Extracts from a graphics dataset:
################

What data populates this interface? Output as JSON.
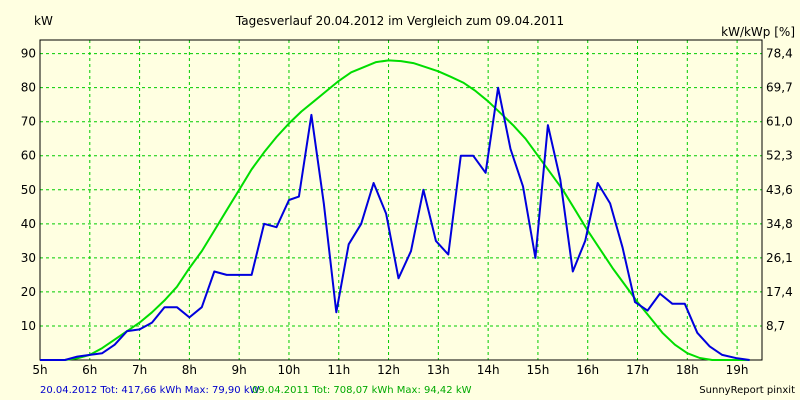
{
  "chart_data": {
    "type": "line",
    "title": "Tagesverlauf 20.04.2012 im Vergleich zum 09.04.2011",
    "ylabel_left": "kW",
    "ylabel_right": "kW/kWp [%]",
    "xlim": [
      5,
      19.5
    ],
    "ylim": [
      0,
      94
    ],
    "x_ticks": [
      {
        "value": 5,
        "label": "5h"
      },
      {
        "value": 6,
        "label": "6h"
      },
      {
        "value": 7,
        "label": "7h"
      },
      {
        "value": 8,
        "label": "8h"
      },
      {
        "value": 9,
        "label": "9h"
      },
      {
        "value": 10,
        "label": "10h"
      },
      {
        "value": 11,
        "label": "11h"
      },
      {
        "value": 12,
        "label": "12h"
      },
      {
        "value": 13,
        "label": "13h"
      },
      {
        "value": 14,
        "label": "14h"
      },
      {
        "value": 15,
        "label": "15h"
      },
      {
        "value": 16,
        "label": "16h"
      },
      {
        "value": 17,
        "label": "17h"
      },
      {
        "value": 18,
        "label": "18h"
      },
      {
        "value": 19,
        "label": "19h"
      }
    ],
    "y_ticks_left": [
      10,
      20,
      30,
      40,
      50,
      60,
      70,
      80,
      90
    ],
    "y_ticks_right": [
      {
        "value": 10,
        "label": "8,7"
      },
      {
        "value": 20,
        "label": "17,4"
      },
      {
        "value": 30,
        "label": "26,1"
      },
      {
        "value": 40,
        "label": "34,8"
      },
      {
        "value": 50,
        "label": "43,6"
      },
      {
        "value": 60,
        "label": "52,3"
      },
      {
        "value": 70,
        "label": "61,0"
      },
      {
        "value": 80,
        "label": "69,7"
      },
      {
        "value": 90,
        "label": "78,4"
      }
    ],
    "grid": true,
    "series": [
      {
        "color": "#00dd00",
        "x": [
          5.0,
          5.5,
          5.75,
          6.0,
          6.25,
          6.5,
          6.75,
          7.0,
          7.25,
          7.5,
          7.75,
          8.0,
          8.25,
          8.5,
          8.75,
          9.0,
          9.25,
          9.5,
          9.75,
          10.0,
          10.25,
          10.5,
          10.75,
          11.0,
          11.25,
          11.5,
          11.75,
          12.0,
          12.25,
          12.5,
          12.75,
          13.0,
          13.25,
          13.5,
          13.75,
          14.0,
          14.25,
          14.5,
          14.75,
          15.0,
          15.25,
          15.5,
          15.75,
          16.0,
          16.25,
          16.5,
          16.75,
          17.0,
          17.25,
          17.5,
          17.75,
          18.0,
          18.25,
          18.5,
          18.75,
          19.0,
          19.25
        ],
        "values": [
          0,
          0,
          0.5,
          1.5,
          3.5,
          6,
          8.5,
          11,
          14,
          17.5,
          21.5,
          27,
          32,
          38,
          44,
          50,
          56,
          61,
          65.5,
          69.5,
          73,
          76,
          79,
          82,
          84.5,
          86,
          87.5,
          88,
          87.8,
          87.2,
          86,
          84.8,
          83.2,
          81.5,
          79,
          76,
          72.5,
          69,
          65,
          60,
          55,
          50,
          44,
          38,
          32.5,
          27,
          22,
          17,
          12.5,
          8,
          4.5,
          2,
          0.6,
          0,
          0,
          0,
          0
        ]
      },
      {
        "color": "#0000dd",
        "x": [
          5.0,
          5.5,
          5.75,
          6.0,
          6.25,
          6.5,
          6.75,
          7.0,
          7.25,
          7.5,
          7.75,
          8.0,
          8.25,
          8.5,
          8.75,
          9.0,
          9.25,
          9.5,
          9.75,
          10.0,
          10.2,
          10.45,
          10.7,
          10.95,
          11.2,
          11.45,
          11.7,
          11.95,
          12.2,
          12.45,
          12.7,
          12.95,
          13.2,
          13.45,
          13.7,
          13.95,
          14.2,
          14.45,
          14.7,
          14.95,
          15.2,
          15.45,
          15.7,
          15.95,
          16.2,
          16.45,
          16.7,
          16.95,
          17.2,
          17.45,
          17.7,
          17.95,
          18.2,
          18.45,
          18.7,
          19.0,
          19.25
        ],
        "values": [
          0,
          0,
          1,
          1.5,
          2,
          4.5,
          8.5,
          9,
          11,
          15.5,
          15.5,
          12.5,
          15.5,
          26,
          25,
          25,
          25,
          40,
          39,
          47,
          48,
          72,
          46,
          14,
          34,
          40,
          52,
          43,
          24,
          32,
          50,
          35,
          31,
          60,
          60,
          55,
          80,
          62,
          51,
          30,
          69,
          53,
          26,
          35,
          52,
          46,
          33,
          17,
          14.5,
          19.5,
          16.5,
          16.5,
          8,
          4,
          1.5,
          0.5,
          0
        ]
      }
    ]
  },
  "footer": {
    "blue_text": "20.04.2012 Tot: 417,66 kWh Max: 79,90 kW",
    "green_text": "09.04.2011 Tot: 708,07 kWh Max: 94,42 kW",
    "brand": "SunnyReport pinxit"
  }
}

################

Every entry should be returned exactly as written, minus the pictures.

* THE REPLY
What data populates this interface? Output as JSON.
{
  "chart_data": {
    "type": "line",
    "title": "Tagesverlauf 20.04.2012 im Vergleich zum 09.04.2011",
    "ylabel_left": "kW",
    "ylabel_right": "kW/kWp [%]",
    "xlim": [
      5,
      19.5
    ],
    "ylim": [
      0,
      94
    ],
    "x_ticks": [
      {
        "value": 5,
        "label": "5h"
      },
      {
        "value": 6,
        "label": "6h"
      },
      {
        "value": 7,
        "label": "7h"
      },
      {
        "value": 8,
        "label": "8h"
      },
      {
        "value": 9,
        "label": "9h"
      },
      {
        "value": 10,
        "label": "10h"
      },
      {
        "value": 11,
        "label": "11h"
      },
      {
        "value": 12,
        "label": "12h"
      },
      {
        "value": 13,
        "label": "13h"
      },
      {
        "value": 14,
        "label": "14h"
      },
      {
        "value": 15,
        "label": "15h"
      },
      {
        "value": 16,
        "label": "16h"
      },
      {
        "value": 17,
        "label": "17h"
      },
      {
        "value": 18,
        "label": "18h"
      },
      {
        "value": 19,
        "label": "19h"
      }
    ],
    "y_ticks_left": [
      10,
      20,
      30,
      40,
      50,
      60,
      70,
      80,
      90
    ],
    "y_ticks_right": [
      {
        "value": 10,
        "label": "8,7"
      },
      {
        "value": 20,
        "label": "17,4"
      },
      {
        "value": 30,
        "label": "26,1"
      },
      {
        "value": 40,
        "label": "34,8"
      },
      {
        "value": 50,
        "label": "43,6"
      },
      {
        "value": 60,
        "label": "52,3"
      },
      {
        "value": 70,
        "label": "61,0"
      },
      {
        "value": 80,
        "label": "69,7"
      },
      {
        "value": 90,
        "label": "78,4"
      }
    ],
    "grid": true,
    "series": [
      {
        "color": "#00dd00",
        "x": [
          5.0,
          5.5,
          5.75,
          6.0,
          6.25,
          6.5,
          6.75,
          7.0,
          7.25,
          7.5,
          7.75,
          8.0,
          8.25,
          8.5,
          8.75,
          9.0,
          9.25,
          9.5,
          9.75,
          10.0,
          10.25,
          10.5,
          10.75,
          11.0,
          11.25,
          11.5,
          11.75,
          12.0,
          12.25,
          12.5,
          12.75,
          13.0,
          13.25,
          13.5,
          13.75,
          14.0,
          14.25,
          14.5,
          14.75,
          15.0,
          15.25,
          15.5,
          15.75,
          16.0,
          16.25,
          16.5,
          16.75,
          17.0,
          17.25,
          17.5,
          17.75,
          18.0,
          18.25,
          18.5,
          18.75,
          19.0,
          19.25
        ],
        "values": [
          0,
          0,
          0.5,
          1.5,
          3.5,
          6,
          8.5,
          11,
          14,
          17.5,
          21.5,
          27,
          32,
          38,
          44,
          50,
          56,
          61,
          65.5,
          69.5,
          73,
          76,
          79,
          82,
          84.5,
          86,
          87.5,
          88,
          87.8,
          87.2,
          86,
          84.8,
          83.2,
          81.5,
          79,
          76,
          72.5,
          69,
          65,
          60,
          55,
          50,
          44,
          38,
          32.5,
          27,
          22,
          17,
          12.5,
          8,
          4.5,
          2,
          0.6,
          0,
          0,
          0,
          0
        ]
      },
      {
        "color": "#0000dd",
        "x": [
          5.0,
          5.5,
          5.75,
          6.0,
          6.25,
          6.5,
          6.75,
          7.0,
          7.25,
          7.5,
          7.75,
          8.0,
          8.25,
          8.5,
          8.75,
          9.0,
          9.25,
          9.5,
          9.75,
          10.0,
          10.2,
          10.45,
          10.7,
          10.95,
          11.2,
          11.45,
          11.7,
          11.95,
          12.2,
          12.45,
          12.7,
          12.95,
          13.2,
          13.45,
          13.7,
          13.95,
          14.2,
          14.45,
          14.7,
          14.95,
          15.2,
          15.45,
          15.7,
          15.95,
          16.2,
          16.45,
          16.7,
          16.95,
          17.2,
          17.45,
          17.7,
          17.95,
          18.2,
          18.45,
          18.7,
          19.0,
          19.25
        ],
        "values": [
          0,
          0,
          1,
          1.5,
          2,
          4.5,
          8.5,
          9,
          11,
          15.5,
          15.5,
          12.5,
          15.5,
          26,
          25,
          25,
          25,
          40,
          39,
          47,
          48,
          72,
          46,
          14,
          34,
          40,
          52,
          43,
          24,
          32,
          50,
          35,
          31,
          60,
          60,
          55,
          80,
          62,
          51,
          30,
          69,
          53,
          26,
          35,
          52,
          46,
          33,
          17,
          14.5,
          19.5,
          16.5,
          16.5,
          8,
          4,
          1.5,
          0.5,
          0
        ]
      }
    ]
  },
  "footer": {
    "blue_text": "20.04.2012 Tot: 417,66 kWh Max: 79,90 kW",
    "green_text": "09.04.2011 Tot: 708,07 kWh Max: 94,42 kW",
    "brand": "SunnyReport pinxit"
  }
}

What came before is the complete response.